• **PROBLEM DETAILS**:
Type out the records that follow, exactly as given.

• **RECORD EXCERPTS**:
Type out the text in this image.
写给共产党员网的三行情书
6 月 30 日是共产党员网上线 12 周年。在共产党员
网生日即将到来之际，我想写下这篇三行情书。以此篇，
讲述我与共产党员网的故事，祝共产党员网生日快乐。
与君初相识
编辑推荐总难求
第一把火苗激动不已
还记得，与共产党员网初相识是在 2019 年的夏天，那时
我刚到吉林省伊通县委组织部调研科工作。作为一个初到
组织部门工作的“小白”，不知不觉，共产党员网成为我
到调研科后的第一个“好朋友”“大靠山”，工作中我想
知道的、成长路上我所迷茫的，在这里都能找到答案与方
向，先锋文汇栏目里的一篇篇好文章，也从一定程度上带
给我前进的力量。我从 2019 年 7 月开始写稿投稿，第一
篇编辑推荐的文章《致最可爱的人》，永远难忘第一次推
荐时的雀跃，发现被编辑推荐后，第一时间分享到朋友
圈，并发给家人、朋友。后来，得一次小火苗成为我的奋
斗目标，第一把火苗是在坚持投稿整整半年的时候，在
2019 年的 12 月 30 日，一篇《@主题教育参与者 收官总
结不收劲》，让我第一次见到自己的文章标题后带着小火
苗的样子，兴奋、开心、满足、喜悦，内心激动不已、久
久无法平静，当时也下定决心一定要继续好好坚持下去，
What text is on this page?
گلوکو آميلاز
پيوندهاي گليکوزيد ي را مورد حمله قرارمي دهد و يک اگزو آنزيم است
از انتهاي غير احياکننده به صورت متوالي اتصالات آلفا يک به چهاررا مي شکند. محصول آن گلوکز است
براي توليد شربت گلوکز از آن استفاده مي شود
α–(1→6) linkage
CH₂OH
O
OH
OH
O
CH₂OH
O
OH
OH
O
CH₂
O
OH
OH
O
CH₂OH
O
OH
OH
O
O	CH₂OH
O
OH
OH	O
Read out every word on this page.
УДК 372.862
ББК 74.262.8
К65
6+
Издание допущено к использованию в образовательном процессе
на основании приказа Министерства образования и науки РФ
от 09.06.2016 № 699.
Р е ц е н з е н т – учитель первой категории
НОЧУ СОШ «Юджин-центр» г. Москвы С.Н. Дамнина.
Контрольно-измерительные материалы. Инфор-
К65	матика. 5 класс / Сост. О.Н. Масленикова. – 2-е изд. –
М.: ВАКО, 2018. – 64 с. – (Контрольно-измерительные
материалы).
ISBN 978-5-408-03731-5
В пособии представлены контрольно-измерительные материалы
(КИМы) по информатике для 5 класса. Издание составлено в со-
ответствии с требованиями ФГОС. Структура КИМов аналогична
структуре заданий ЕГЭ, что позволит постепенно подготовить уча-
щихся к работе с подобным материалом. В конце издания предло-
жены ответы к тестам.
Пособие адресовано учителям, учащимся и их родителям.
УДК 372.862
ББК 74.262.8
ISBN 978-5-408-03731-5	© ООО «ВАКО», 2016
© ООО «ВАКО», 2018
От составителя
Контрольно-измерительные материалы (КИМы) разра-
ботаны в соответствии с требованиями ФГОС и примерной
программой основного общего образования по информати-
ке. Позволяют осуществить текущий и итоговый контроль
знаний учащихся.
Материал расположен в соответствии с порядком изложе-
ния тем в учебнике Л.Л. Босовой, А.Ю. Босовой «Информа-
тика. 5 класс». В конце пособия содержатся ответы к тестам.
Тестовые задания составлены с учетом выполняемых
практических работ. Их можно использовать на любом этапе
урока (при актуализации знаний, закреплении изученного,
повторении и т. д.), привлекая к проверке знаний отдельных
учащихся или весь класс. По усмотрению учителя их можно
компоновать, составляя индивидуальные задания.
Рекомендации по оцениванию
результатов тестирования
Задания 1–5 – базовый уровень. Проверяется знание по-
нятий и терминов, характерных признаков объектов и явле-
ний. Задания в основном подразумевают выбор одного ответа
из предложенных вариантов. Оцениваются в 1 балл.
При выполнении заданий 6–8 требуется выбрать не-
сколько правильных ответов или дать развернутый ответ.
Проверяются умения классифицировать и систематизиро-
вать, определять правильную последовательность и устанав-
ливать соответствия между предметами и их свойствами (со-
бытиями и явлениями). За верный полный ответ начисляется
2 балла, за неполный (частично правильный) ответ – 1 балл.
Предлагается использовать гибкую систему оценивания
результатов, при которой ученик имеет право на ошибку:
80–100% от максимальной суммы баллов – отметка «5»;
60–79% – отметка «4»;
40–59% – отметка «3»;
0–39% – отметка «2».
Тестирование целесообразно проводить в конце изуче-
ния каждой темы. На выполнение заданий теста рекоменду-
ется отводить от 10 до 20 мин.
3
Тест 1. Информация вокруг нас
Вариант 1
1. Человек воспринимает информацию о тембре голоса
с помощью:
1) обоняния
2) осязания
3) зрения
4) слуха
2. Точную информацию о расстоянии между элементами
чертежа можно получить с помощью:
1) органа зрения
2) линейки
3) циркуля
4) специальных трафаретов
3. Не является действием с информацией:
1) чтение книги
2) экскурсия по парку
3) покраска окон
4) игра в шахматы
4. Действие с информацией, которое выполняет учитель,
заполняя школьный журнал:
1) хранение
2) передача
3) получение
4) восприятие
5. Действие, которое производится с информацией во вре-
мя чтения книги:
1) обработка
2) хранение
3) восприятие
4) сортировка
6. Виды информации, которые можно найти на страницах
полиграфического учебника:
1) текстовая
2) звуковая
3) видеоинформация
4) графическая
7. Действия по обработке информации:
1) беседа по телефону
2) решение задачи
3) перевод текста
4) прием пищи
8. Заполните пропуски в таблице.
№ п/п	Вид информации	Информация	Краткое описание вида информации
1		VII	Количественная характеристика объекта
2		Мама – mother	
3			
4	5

• **FINISHED ANSWER**:
Type out the text in this image.
写给共产党员网的三行情书
6 月 30 日是共产党员网上线 12 周年。在共产党员
网生日即将到来之际，我想写下这篇三行情书。以此篇，
讲述我与共产党员网的故事，祝共产党员网生日快乐。
与君初相识
编辑推荐总难求
第一把火苗激动不已
还记得，与共产党员网初相识是在 2019 年的夏天，那时
我刚到吉林省伊通县委组织部调研科工作。作为一个初到
组织部门工作的“小白”，不知不觉，共产党员网成为我
到调研科后的第一个“好朋友”“大靠山”，工作中我想
知道的、成长路上我所迷茫的，在这里都能找到答案与方
向，先锋文汇栏目里的一篇篇好文章，也从一定程度上带
给我前进的力量。我从 2019 年 7 月开始写稿投稿，第一
篇编辑推荐的文章《致最可爱的人》，永远难忘第一次推
荐时的雀跃，发现被编辑推荐后，第一时间分享到朋友
圈，并发给家人、朋友。后来，得一次小火苗成为我的奋
斗目标，第一把火苗是在坚持投稿整整半年的时候，在
2019 年的 12 月 30 日，一篇《@主题教育参与者 收官总
结不收劲》，让我第一次见到自己的文章标题后带着小火
苗的样子，兴奋、开心、满足、喜悦，内心激动不已、久
久无法平静，当时也下定决心一定要继续好好坚持下去，
What text is on this page?
گلوکو آميلاز
پيوندهاي گليکوزيد ي را مورد حمله قرارمي دهد و يک اگزو آنزيم است
از انتهاي غير احياکننده به صورت متوالي اتصالات آلفا يک به چهاررا مي شکند. محصول آن گلوکز است
براي توليد شربت گلوکز از آن استفاده مي شود
α–(1→6) linkage
CH₂OH
O
OH
OH
O
CH₂OH
O
OH
OH
O
CH₂
O
OH
OH
O
CH₂OH
O
OH
OH
O
O	CH₂OH
O
OH
OH	O
Read out every word on this page.
УДК 372.862
ББК 74.262.8
К65
6+
Издание допущено к использованию в образовательном процессе
на основании приказа Министерства образования и науки РФ
от 09.06.2016 № 699.
Р е ц е н з е н т – учитель первой категории
НОЧУ СОШ «Юджин-центр» г. Москвы С.Н. Дамнина.
Контрольно-измерительные материалы. Инфор-
К65	матика. 5 класс / Сост. О.Н. Масленикова. – 2-е изд. –
М.: ВАКО, 2018. – 64 с. – (Контрольно-измерительные
материалы).
ISBN 978-5-408-03731-5
В пособии представлены контрольно-измерительные материалы
(КИМы) по информатике для 5 класса. Издание составлено в со-
ответствии с требованиями ФГОС. Структура КИМов аналогична
структуре заданий ЕГЭ, что позволит постепенно подготовить уча-
щихся к работе с подобным материалом. В конце издания предло-
жены ответы к тестам.
Пособие адресовано учителям, учащимся и их родителям.
УДК 372.862
ББК 74.262.8
ISBN 978-5-408-03731-5	© ООО «ВАКО», 2016
© ООО «ВАКО», 2018
От составителя
Контрольно-измерительные материалы (КИМы) разра-
ботаны в соответствии с требованиями ФГОС и примерной
программой основного общего образования по информати-
ке. Позволяют осуществить текущий и итоговый контроль
знаний учащихся.
Материал расположен в соответствии с порядком изложе-
ния тем в учебнике Л.Л. Босовой, А.Ю. Босовой «Информа-
тика. 5 класс». В конце пособия содержатся ответы к тестам.
Тестовые задания составлены с учетом выполняемых
практических работ. Их можно использовать на любом этапе
урока (при актуализации знаний, закреплении изученного,
повторении и т. д.), привлекая к проверке знаний отдельных
учащихся или весь класс. По усмотрению учителя их можно
компоновать, составляя индивидуальные задания.
Рекомендации по оцениванию
результатов тестирования
Задания 1–5 – базовый уровень. Проверяется знание по-
нятий и терминов, характерных признаков объектов и явле-
ний. Задания в основном подразумевают выбор одного ответа
из предложенных вариантов. Оцениваются в 1 балл.
При выполнении заданий 6–8 требуется выбрать не-
сколько правильных ответов или дать развернутый ответ.
Проверяются умения классифицировать и систематизиро-
вать, определять правильную последовательность и устанав-
ливать соответствия между предметами и их свойствами (со-
бытиями и явлениями). За верный полный ответ начисляется
2 балла, за неполный (частично правильный) ответ – 1 балл.
Предлагается использовать гибкую систему оценивания
результатов, при которой ученик имеет право на ошибку:
80–100% от максимальной суммы баллов – отметка «5»;
60–79% – отметка «4»;
40–59% – отметка «3»;
0–39% – отметка «2».
Тестирование целесообразно проводить в конце изуче-
ния каждой темы. На выполнение заданий теста рекоменду-
ется отводить от 10 до 20 мин.
3
Тест 1. Информация вокруг нас
Вариант 1
1. Человек воспринимает информацию о тембре голоса
с помощью:
1) обоняния
2) осязания
3) зрения
4) слуха
2. Точную информацию о расстоянии между элементами
чертежа можно получить с помощью:
1) органа зрения
2) линейки
3) циркуля
4) специальных трафаретов
3. Не является действием с информацией:
1) чтение книги
2) экскурсия по парку
3) покраска окон
4) игра в шахматы
4. Действие с информацией, которое выполняет учитель,
заполняя школьный журнал:
1) хранение
2) передача
3) получение
4) восприятие
5. Действие, которое производится с информацией во вре-
мя чтения книги:
1) обработка
2) хранение
3) восприятие
4) сортировка
6. Виды информации, которые можно найти на страницах
полиграфического учебника:
1) текстовая
2) звуковая
3) видеоинформация
4) графическая
7. Действия по обработке информации:
1) беседа по телефону
2) решение задачи
3) перевод текста
4) прием пищи
8. Заполните пропуски в таблице.
№ п/п	Вид информации	Информация	Краткое описание вида информации
1		VII	Количественная характеристика объекта
2		Мама – mother	
3			
4	5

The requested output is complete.